## What is required
Repeat the entire listing exactly.

## Recorded data
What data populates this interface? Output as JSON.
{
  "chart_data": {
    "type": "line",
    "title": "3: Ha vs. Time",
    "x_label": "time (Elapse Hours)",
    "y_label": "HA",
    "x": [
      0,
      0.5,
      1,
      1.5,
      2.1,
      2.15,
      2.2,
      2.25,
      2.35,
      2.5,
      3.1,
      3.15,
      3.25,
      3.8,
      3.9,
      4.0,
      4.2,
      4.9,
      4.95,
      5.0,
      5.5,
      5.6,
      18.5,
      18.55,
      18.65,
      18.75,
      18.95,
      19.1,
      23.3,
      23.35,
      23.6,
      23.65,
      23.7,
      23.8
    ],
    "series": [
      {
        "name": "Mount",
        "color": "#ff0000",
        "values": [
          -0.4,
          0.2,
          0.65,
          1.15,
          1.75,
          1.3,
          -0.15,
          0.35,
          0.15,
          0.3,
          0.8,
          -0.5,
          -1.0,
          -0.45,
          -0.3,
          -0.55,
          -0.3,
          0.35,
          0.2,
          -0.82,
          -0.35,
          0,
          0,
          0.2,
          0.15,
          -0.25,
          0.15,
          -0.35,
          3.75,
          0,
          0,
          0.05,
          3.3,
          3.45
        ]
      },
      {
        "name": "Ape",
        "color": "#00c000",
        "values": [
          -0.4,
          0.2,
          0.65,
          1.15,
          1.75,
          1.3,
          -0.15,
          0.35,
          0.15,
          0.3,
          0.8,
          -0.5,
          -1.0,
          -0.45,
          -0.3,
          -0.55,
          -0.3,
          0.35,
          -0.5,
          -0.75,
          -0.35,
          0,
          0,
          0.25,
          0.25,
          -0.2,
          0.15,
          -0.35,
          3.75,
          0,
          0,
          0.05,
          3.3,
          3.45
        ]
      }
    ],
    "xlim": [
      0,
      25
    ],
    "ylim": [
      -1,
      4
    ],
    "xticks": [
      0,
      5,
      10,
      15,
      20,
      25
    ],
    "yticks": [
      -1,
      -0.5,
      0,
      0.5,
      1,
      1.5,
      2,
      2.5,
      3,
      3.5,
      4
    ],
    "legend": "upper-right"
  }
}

## Worked answer
What data populates this interface? Output as JSON.
{
  "chart_data": {
    "type": "line",
    "title": "3: Ha vs. Time",
    "x_label": "time (Elapse Hours)",
    "y_label": "HA",
    "x": [
      0,
      0.5,
      1,
      1.5,
      2.1,
      2.15,
      2.2,
      2.25,
      2.35,
      2.5,
      3.1,
      3.15,
      3.25,
      3.8,
      3.9,
      4.0,
      4.2,
      4.9,
      4.95,
      5.0,
      5.5,
      5.6,
      18.5,
      18.55,
      18.65,
      18.75,
      18.95,
      19.1,
      23.3,
      23.35,
      23.6,
      23.65,
      23.7,
      23.8
    ],
    "series": [
      {
        "name": "Mount",
        "color": "#ff0000",
        "values": [
          -0.4,
          0.2,
          0.65,
          1.15,
          1.75,
          1.3,
          -0.15,
          0.35,
          0.15,
          0.3,
          0.8,
          -0.5,
          -1.0,
          -0.45,
          -0.3,
          -0.55,
          -0.3,
          0.35,
          0.2,
          -0.82,
          -0.35,
          0,
          0,
          0.2,
          0.15,
          -0.25,
          0.15,
          -0.35,
          3.75,
          0,
          0,
          0.05,
          3.3,
          3.45
        ]
      },
      {
        "name": "Ape",
        "color": "#00c000",
        "values": [
          -0.4,
          0.2,
          0.65,
          1.15,
          1.75,
          1.3,
          -0.15,
          0.35,
          0.15,
          0.3,
          0.8,
          -0.5,
          -1.0,
          -0.45,
          -0.3,
          -0.55,
          -0.3,
          0.35,
          -0.5,
          -0.75,
          -0.35,
          0,
          0,
          0.25,
          0.25,
          -0.2,
          0.15,
          -0.35,
          3.75,
          0,
          0,
          0.05,
          3.3,
          3.45
        ]
      }
    ],
    "xlim": [
      0,
      25
    ],
    "ylim": [
      -1,
      4
    ],
    "xticks": [
      0,
      5,
      10,
      15,
      20,
      25
    ],
    "yticks": [
      -1,
      -0.5,
      0,
      0.5,
      1,
      1.5,
      2,
      2.5,
      3,
      3.5,
      4
    ],
    "legend": "upper-right"
  }
}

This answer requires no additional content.